### TASK TO COMPLETE
Quote every line of the material beneath this one.

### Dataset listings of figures
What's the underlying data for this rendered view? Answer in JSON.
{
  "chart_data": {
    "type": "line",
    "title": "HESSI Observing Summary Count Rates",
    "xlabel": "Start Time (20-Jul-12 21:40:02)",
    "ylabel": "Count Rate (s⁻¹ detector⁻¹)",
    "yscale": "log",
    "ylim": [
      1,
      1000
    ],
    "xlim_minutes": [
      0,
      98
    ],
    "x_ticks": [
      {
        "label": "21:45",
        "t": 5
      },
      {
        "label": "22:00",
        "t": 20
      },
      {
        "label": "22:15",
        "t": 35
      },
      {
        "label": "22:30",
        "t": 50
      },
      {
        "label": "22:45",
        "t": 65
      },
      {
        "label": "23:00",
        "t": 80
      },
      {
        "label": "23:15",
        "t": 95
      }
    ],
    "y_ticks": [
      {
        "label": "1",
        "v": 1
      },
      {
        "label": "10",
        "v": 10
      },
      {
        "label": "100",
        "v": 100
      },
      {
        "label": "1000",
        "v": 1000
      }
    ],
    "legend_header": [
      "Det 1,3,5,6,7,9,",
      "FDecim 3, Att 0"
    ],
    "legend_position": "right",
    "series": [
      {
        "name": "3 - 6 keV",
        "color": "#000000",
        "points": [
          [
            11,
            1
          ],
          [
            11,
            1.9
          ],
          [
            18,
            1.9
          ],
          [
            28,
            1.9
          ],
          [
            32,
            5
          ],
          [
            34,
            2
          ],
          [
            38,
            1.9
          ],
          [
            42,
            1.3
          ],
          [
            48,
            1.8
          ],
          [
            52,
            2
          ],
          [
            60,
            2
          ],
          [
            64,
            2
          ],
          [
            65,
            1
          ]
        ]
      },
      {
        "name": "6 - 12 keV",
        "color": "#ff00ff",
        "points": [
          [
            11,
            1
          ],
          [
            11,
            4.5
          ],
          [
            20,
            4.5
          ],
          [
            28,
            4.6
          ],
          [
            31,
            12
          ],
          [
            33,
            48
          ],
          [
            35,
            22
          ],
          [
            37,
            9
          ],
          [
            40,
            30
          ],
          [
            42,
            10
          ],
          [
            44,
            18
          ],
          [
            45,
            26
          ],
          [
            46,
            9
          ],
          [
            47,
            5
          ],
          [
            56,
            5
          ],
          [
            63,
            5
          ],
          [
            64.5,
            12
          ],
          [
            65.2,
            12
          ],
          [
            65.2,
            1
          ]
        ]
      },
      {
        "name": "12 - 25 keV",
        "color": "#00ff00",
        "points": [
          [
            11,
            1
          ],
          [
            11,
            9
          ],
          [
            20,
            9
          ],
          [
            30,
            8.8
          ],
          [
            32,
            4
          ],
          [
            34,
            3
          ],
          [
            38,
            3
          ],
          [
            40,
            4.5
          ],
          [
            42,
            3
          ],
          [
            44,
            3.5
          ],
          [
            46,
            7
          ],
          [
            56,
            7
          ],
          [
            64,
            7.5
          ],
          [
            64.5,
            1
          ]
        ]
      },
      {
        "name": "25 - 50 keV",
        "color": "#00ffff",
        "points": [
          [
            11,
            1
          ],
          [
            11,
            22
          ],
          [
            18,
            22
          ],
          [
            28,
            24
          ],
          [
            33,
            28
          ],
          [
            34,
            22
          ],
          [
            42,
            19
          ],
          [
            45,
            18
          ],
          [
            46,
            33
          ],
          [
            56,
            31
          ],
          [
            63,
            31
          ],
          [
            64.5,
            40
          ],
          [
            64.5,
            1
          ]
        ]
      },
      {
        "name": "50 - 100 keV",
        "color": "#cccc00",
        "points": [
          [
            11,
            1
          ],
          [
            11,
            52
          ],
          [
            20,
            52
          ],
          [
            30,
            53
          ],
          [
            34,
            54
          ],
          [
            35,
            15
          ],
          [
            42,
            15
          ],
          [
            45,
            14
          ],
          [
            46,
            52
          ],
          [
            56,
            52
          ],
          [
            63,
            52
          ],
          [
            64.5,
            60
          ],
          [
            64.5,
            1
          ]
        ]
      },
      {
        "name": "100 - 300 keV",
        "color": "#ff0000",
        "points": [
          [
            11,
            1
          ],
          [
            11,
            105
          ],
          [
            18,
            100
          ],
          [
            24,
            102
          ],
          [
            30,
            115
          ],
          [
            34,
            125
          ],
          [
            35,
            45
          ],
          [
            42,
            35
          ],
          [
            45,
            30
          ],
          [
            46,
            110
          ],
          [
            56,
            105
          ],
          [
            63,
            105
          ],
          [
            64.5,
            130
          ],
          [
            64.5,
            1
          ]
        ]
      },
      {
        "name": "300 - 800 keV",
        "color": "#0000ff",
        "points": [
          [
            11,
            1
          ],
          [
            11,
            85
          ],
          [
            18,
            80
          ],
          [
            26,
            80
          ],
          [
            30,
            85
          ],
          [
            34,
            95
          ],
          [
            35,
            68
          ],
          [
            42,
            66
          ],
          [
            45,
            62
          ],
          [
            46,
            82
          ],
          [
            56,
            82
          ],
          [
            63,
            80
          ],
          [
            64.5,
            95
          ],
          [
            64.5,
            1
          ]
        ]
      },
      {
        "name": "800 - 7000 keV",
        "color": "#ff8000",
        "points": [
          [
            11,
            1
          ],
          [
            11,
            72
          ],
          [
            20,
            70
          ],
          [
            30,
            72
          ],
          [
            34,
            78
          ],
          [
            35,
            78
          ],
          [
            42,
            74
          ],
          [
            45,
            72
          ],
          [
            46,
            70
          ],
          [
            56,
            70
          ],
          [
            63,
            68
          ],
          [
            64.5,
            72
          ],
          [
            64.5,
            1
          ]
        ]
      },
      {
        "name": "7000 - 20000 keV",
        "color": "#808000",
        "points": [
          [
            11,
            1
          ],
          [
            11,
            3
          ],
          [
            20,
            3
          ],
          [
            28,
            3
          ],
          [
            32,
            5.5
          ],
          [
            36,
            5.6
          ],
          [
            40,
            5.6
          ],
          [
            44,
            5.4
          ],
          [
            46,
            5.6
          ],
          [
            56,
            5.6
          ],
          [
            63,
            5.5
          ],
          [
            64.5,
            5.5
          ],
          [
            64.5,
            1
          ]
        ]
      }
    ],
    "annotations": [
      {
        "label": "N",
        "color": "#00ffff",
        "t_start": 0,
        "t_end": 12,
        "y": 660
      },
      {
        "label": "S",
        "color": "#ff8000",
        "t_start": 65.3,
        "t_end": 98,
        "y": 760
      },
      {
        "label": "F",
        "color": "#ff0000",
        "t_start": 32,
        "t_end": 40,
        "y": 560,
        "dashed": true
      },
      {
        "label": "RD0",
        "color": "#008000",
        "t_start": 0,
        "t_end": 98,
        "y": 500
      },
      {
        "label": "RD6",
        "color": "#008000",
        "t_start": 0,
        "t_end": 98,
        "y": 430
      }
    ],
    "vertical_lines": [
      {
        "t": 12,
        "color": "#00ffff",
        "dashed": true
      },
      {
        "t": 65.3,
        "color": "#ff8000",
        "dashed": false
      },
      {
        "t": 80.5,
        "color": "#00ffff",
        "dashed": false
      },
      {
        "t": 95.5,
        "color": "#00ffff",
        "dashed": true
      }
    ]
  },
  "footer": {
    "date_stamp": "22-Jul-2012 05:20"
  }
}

### RESPONSE TO THE EXERCISE
What's the underlying data for this rendered view? Answer in JSON.
{
  "chart_data": {
    "type": "line",
    "title": "HESSI Observing Summary Count Rates",
    "xlabel": "Start Time (20-Jul-12 21:40:02)",
    "ylabel": "Count Rate (s⁻¹ detector⁻¹)",
    "yscale": "log",
    "ylim": [
      1,
      1000
    ],
    "xlim_minutes": [
      0,
      98
    ],
    "x_ticks": [
      {
        "label": "21:45",
        "t": 5
      },
      {
        "label": "22:00",
        "t": 20
      },
      {
        "label": "22:15",
        "t": 35
      },
      {
        "label": "22:30",
        "t": 50
      },
      {
        "label": "22:45",
        "t": 65
      },
      {
        "label": "23:00",
        "t": 80
      },
      {
        "label": "23:15",
        "t": 95
      }
    ],
    "y_ticks": [
      {
        "label": "1",
        "v": 1
      },
      {
        "label": "10",
        "v": 10
      },
      {
        "label": "100",
        "v": 100
      },
      {
        "label": "1000",
        "v": 1000
      }
    ],
    "legend_header": [
      "Det 1,3,5,6,7,9,",
      "FDecim 3, Att 0"
    ],
    "legend_position": "right",
    "series": [
      {
        "name": "3 - 6 keV",
        "color": "#000000",
        "points": [
          [
            11,
            1
          ],
          [
            11,
            1.9
          ],
          [
            18,
            1.9
          ],
          [
            28,
            1.9
          ],
          [
            32,
            5
          ],
          [
            34,
            2
          ],
          [
            38,
            1.9
          ],
          [
            42,
            1.3
          ],
          [
            48,
            1.8
          ],
          [
            52,
            2
          ],
          [
            60,
            2
          ],
          [
            64,
            2
          ],
          [
            65,
            1
          ]
        ]
      },
      {
        "name": "6 - 12 keV",
        "color": "#ff00ff",
        "points": [
          [
            11,
            1
          ],
          [
            11,
            4.5
          ],
          [
            20,
            4.5
          ],
          [
            28,
            4.6
          ],
          [
            31,
            12
          ],
          [
            33,
            48
          ],
          [
            35,
            22
          ],
          [
            37,
            9
          ],
          [
            40,
            30
          ],
          [
            42,
            10
          ],
          [
            44,
            18
          ],
          [
            45,
            26
          ],
          [
            46,
            9
          ],
          [
            47,
            5
          ],
          [
            56,
            5
          ],
          [
            63,
            5
          ],
          [
            64.5,
            12
          ],
          [
            65.2,
            12
          ],
          [
            65.2,
            1
          ]
        ]
      },
      {
        "name": "12 - 25 keV",
        "color": "#00ff00",
        "points": [
          [
            11,
            1
          ],
          [
            11,
            9
          ],
          [
            20,
            9
          ],
          [
            30,
            8.8
          ],
          [
            32,
            4
          ],
          [
            34,
            3
          ],
          [
            38,
            3
          ],
          [
            40,
            4.5
          ],
          [
            42,
            3
          ],
          [
            44,
            3.5
          ],
          [
            46,
            7
          ],
          [
            56,
            7
          ],
          [
            64,
            7.5
          ],
          [
            64.5,
            1
          ]
        ]
      },
      {
        "name": "25 - 50 keV",
        "color": "#00ffff",
        "points": [
          [
            11,
            1
          ],
          [
            11,
            22
          ],
          [
            18,
            22
          ],
          [
            28,
            24
          ],
          [
            33,
            28
          ],
          [
            34,
            22
          ],
          [
            42,
            19
          ],
          [
            45,
            18
          ],
          [
            46,
            33
          ],
          [
            56,
            31
          ],
          [
            63,
            31
          ],
          [
            64.5,
            40
          ],
          [
            64.5,
            1
          ]
        ]
      },
      {
        "name": "50 - 100 keV",
        "color": "#cccc00",
        "points": [
          [
            11,
            1
          ],
          [
            11,
            52
          ],
          [
            20,
            52
          ],
          [
            30,
            53
          ],
          [
            34,
            54
          ],
          [
            35,
            15
          ],
          [
            42,
            15
          ],
          [
            45,
            14
          ],
          [
            46,
            52
          ],
          [
            56,
            52
          ],
          [
            63,
            52
          ],
          [
            64.5,
            60
          ],
          [
            64.5,
            1
          ]
        ]
      },
      {
        "name": "100 - 300 keV",
        "color": "#ff0000",
        "points": [
          [
            11,
            1
          ],
          [
            11,
            105
          ],
          [
            18,
            100
          ],
          [
            24,
            102
          ],
          [
            30,
            115
          ],
          [
            34,
            125
          ],
          [
            35,
            45
          ],
          [
            42,
            35
          ],
          [
            45,
            30
          ],
          [
            46,
            110
          ],
          [
            56,
            105
          ],
          [
            63,
            105
          ],
          [
            64.5,
            130
          ],
          [
            64.5,
            1
          ]
        ]
      },
      {
        "name": "300 - 800 keV",
        "color": "#0000ff",
        "points": [
          [
            11,
            1
          ],
          [
            11,
            85
          ],
          [
            18,
            80
          ],
          [
            26,
            80
          ],
          [
            30,
            85
          ],
          [
            34,
            95
          ],
          [
            35,
            68
          ],
          [
            42,
            66
          ],
          [
            45,
            62
          ],
          [
            46,
            82
          ],
          [
            56,
            82
          ],
          [
            63,
            80
          ],
          [
            64.5,
            95
          ],
          [
            64.5,
            1
          ]
        ]
      },
      {
        "name": "800 - 7000 keV",
        "color": "#ff8000",
        "points": [
          [
            11,
            1
          ],
          [
            11,
            72
          ],
          [
            20,
            70
          ],
          [
            30,
            72
          ],
          [
            34,
            78
          ],
          [
            35,
            78
          ],
          [
            42,
            74
          ],
          [
            45,
            72
          ],
          [
            46,
            70
          ],
          [
            56,
            70
          ],
          [
            63,
            68
          ],
          [
            64.5,
            72
          ],
          [
            64.5,
            1
          ]
        ]
      },
      {
        "name": "7000 - 20000 keV",
        "color": "#808000",
        "points": [
          [
            11,
            1
          ],
          [
            11,
            3
          ],
          [
            20,
            3
          ],
          [
            28,
            3
          ],
          [
            32,
            5.5
          ],
          [
            36,
            5.6
          ],
          [
            40,
            5.6
          ],
          [
            44,
            5.4
          ],
          [
            46,
            5.6
          ],
          [
            56,
            5.6
          ],
          [
            63,
            5.5
          ],
          [
            64.5,
            5.5
          ],
          [
            64.5,
            1
          ]
        ]
      }
    ],
    "annotations": [
      {
        "label": "N",
        "color": "#00ffff",
        "t_start": 0,
        "t_end": 12,
        "y": 660
      },
      {
        "label": "S",
        "color": "#ff8000",
        "t_start": 65.3,
        "t_end": 98,
        "y": 760
      },
      {
        "label": "F",
        "color": "#ff0000",
        "t_start": 32,
        "t_end": 40,
        "y": 560,
        "dashed": true
      },
      {
        "label": "RD0",
        "color": "#008000",
        "t_start": 0,
        "t_end": 98,
        "y": 500
      },
      {
        "label": "RD6",
        "color": "#008000",
        "t_start": 0,
        "t_end": 98,
        "y": 430
      }
    ],
    "vertical_lines": [
      {
        "t": 12,
        "color": "#00ffff",
        "dashed": true
      },
      {
        "t": 65.3,
        "color": "#ff8000",
        "dashed": false
      },
      {
        "t": 80.5,
        "color": "#00ffff",
        "dashed": false
      },
      {
        "t": 95.5,
        "color": "#00ffff",
        "dashed": true
      }
    ]
  },
  "footer": {
    "date_stamp": "22-Jul-2012 05:20"
  }
}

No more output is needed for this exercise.